## [Given request]
Using the material that follows, identify and copy each line with the string "המלך".

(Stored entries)
# # # #

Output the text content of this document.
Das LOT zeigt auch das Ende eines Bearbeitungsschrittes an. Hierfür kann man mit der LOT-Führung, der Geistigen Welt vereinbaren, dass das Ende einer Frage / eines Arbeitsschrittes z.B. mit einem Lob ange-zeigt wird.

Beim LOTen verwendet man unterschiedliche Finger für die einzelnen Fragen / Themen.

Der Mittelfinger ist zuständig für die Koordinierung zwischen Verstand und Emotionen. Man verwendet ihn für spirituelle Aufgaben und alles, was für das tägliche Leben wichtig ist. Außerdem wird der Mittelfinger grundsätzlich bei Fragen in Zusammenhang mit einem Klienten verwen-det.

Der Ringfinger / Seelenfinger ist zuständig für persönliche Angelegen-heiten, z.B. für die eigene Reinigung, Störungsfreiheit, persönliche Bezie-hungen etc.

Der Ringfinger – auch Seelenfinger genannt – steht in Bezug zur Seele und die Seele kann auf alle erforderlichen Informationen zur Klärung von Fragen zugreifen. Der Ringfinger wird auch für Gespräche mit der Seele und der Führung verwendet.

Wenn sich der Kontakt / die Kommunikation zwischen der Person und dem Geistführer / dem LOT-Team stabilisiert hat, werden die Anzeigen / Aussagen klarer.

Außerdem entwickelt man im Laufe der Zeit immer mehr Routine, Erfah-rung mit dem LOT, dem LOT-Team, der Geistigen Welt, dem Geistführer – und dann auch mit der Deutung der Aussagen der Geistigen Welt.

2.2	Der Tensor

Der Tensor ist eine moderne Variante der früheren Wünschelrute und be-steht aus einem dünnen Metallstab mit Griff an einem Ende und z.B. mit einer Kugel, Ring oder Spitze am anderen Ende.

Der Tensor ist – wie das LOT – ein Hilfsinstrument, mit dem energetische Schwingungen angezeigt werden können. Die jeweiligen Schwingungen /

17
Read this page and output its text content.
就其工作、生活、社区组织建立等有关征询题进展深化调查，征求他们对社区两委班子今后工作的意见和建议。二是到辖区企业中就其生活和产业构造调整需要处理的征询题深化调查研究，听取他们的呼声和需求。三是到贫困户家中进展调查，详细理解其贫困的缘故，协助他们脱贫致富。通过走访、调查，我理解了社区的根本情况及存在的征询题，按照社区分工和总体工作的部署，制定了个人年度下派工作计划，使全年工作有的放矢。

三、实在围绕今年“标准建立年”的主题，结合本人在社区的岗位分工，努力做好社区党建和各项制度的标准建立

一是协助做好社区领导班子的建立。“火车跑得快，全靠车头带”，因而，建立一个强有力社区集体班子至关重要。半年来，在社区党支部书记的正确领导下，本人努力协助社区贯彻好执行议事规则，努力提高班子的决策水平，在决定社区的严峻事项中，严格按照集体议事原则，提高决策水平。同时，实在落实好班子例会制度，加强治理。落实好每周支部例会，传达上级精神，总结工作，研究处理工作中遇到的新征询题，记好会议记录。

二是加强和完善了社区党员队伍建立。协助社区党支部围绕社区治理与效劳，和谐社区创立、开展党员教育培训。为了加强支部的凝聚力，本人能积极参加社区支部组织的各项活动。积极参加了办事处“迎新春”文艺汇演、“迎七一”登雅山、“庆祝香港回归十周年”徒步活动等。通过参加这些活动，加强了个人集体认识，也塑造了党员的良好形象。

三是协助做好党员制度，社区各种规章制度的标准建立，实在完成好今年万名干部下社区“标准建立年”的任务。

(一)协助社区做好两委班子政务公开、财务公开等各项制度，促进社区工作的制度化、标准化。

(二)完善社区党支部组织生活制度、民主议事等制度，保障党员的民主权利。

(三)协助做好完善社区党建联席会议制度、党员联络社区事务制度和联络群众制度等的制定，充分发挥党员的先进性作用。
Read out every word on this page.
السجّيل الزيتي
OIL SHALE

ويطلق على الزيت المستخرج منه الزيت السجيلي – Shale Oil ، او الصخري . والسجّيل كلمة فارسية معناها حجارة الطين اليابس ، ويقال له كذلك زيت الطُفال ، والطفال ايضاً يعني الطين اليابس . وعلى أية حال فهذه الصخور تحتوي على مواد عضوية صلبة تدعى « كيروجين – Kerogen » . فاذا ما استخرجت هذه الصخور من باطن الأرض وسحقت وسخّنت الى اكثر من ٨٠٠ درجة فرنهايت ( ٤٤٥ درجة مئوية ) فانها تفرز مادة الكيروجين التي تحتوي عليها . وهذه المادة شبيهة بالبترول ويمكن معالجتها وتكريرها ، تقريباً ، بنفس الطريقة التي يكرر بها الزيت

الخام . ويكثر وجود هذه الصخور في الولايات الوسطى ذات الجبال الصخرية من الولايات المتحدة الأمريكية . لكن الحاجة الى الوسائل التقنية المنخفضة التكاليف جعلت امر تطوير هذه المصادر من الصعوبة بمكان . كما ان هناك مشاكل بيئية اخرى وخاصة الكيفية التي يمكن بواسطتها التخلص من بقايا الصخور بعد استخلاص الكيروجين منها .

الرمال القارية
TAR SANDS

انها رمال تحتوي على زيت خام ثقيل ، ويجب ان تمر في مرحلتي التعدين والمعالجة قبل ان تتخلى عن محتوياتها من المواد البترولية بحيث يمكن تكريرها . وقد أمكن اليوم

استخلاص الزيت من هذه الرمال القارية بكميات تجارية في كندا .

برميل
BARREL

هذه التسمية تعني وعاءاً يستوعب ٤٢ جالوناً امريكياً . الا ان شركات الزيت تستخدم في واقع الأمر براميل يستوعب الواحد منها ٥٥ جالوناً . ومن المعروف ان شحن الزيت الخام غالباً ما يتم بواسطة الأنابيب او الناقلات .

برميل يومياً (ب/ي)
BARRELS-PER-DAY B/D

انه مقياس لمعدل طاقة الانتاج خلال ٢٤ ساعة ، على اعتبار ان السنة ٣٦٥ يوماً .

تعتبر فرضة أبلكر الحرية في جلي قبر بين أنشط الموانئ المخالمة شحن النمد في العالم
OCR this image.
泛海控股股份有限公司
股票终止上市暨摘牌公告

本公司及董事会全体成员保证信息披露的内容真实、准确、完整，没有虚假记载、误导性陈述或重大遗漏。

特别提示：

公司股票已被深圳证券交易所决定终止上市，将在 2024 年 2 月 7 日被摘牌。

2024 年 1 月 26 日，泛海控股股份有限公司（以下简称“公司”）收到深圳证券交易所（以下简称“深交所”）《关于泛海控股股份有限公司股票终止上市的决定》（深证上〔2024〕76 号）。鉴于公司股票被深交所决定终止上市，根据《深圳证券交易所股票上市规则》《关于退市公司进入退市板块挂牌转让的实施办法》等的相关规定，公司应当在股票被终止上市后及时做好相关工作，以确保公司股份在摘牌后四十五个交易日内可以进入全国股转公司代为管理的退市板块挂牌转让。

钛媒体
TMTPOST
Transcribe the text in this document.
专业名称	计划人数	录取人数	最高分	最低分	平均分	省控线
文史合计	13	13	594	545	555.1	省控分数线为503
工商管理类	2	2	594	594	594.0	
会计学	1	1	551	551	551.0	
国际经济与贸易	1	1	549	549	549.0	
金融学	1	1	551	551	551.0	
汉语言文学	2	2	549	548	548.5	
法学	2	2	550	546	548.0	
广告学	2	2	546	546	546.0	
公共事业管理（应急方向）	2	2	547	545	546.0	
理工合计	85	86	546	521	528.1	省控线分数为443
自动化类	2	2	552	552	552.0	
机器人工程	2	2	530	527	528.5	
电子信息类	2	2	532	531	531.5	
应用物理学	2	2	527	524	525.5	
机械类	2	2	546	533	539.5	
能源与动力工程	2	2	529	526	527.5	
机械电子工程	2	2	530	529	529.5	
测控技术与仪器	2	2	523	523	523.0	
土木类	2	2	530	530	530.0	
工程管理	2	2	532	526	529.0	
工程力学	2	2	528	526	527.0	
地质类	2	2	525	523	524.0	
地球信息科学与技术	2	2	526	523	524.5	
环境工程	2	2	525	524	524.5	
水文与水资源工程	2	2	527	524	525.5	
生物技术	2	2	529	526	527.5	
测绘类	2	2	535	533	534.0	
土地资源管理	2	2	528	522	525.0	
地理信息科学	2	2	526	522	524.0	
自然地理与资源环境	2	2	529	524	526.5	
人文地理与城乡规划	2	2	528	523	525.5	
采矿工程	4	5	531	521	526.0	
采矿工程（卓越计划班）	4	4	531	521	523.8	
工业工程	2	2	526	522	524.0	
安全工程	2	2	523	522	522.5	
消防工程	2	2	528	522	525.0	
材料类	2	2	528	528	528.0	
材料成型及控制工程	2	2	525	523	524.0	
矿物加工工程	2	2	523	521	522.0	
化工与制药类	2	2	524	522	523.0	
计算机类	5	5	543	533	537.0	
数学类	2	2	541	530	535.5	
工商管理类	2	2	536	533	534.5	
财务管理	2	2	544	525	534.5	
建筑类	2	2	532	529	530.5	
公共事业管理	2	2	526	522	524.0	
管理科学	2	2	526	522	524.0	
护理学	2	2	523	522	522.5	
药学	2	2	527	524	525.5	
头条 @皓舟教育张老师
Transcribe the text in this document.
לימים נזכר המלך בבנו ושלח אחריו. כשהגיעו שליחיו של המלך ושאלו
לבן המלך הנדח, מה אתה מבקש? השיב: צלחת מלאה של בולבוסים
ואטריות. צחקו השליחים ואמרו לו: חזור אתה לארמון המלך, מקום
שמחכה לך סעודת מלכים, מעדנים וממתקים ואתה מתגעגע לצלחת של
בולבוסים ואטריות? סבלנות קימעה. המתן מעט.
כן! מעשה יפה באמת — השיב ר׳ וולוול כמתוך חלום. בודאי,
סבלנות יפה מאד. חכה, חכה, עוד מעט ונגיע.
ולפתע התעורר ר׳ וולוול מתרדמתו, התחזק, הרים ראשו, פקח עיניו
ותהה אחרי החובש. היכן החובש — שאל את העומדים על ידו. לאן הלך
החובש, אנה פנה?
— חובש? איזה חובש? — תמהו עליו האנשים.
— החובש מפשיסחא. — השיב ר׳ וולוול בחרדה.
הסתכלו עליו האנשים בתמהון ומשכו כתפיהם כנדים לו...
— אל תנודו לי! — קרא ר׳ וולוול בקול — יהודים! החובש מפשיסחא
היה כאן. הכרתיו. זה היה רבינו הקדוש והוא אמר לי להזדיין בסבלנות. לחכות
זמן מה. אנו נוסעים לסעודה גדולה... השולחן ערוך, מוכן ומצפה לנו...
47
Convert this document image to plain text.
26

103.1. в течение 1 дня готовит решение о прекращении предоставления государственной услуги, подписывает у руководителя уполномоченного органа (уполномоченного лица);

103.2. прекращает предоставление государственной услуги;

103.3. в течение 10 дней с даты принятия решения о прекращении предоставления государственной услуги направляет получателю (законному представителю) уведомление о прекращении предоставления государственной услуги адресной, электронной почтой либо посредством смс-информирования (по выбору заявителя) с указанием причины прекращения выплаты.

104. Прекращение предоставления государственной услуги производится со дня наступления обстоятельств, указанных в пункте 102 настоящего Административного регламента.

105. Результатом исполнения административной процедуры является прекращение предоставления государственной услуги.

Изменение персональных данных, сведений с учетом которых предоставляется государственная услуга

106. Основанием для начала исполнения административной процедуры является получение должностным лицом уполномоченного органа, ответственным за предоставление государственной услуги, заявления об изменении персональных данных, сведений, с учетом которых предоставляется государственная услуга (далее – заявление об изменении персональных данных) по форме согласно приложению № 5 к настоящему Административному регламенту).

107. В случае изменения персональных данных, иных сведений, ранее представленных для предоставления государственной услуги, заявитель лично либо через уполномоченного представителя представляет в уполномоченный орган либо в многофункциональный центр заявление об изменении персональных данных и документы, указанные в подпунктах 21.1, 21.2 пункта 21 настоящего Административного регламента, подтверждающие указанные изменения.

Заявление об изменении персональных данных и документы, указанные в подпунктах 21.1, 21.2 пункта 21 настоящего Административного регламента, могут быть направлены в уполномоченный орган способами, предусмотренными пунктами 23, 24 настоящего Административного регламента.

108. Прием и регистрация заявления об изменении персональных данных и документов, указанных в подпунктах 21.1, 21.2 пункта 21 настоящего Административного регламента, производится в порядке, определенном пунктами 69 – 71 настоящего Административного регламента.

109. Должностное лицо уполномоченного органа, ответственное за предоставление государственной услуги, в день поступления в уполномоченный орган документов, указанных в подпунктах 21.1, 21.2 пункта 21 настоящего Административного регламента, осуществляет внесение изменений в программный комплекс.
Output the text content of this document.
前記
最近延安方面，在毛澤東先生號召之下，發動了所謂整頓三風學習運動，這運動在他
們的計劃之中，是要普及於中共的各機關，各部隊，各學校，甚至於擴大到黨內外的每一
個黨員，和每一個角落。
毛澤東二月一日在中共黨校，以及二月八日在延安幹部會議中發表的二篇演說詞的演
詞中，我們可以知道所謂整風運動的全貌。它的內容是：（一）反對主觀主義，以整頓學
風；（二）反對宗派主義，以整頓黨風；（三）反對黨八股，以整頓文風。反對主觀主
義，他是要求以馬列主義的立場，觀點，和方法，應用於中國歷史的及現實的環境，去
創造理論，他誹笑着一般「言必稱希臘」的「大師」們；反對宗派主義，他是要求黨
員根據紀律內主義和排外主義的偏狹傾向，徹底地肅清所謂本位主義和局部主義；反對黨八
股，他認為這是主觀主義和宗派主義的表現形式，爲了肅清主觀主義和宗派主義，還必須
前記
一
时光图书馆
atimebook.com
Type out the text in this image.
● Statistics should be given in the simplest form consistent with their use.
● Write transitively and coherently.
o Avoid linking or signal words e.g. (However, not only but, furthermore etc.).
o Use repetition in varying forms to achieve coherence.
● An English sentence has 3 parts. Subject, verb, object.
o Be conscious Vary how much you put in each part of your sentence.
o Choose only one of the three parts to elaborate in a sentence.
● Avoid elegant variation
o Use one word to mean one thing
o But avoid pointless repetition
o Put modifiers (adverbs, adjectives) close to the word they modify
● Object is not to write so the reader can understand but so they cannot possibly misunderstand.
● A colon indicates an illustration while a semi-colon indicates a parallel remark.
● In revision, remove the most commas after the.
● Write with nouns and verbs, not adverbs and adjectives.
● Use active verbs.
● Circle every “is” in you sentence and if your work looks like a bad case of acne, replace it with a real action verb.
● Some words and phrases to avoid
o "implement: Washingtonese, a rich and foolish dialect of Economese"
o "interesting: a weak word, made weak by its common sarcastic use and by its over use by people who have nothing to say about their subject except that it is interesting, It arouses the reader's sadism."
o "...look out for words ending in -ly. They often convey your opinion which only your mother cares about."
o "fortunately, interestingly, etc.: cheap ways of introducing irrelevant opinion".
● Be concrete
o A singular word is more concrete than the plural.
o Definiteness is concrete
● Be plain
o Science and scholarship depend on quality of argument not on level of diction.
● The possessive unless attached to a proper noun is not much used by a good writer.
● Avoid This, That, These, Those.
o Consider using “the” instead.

# # # #

## [Result]
לימים נזכר המלך בבנו ושלח אחריו. כשהגיעו שליחיו של המלך ושאלו
לבן המלך הנדח, מה אתה מבקש? השיב: צלחת מלאה של בולבוסים
ואטריות. צחקו השליחים ואמרו לו: חזור אתה לארמון המלך, מקום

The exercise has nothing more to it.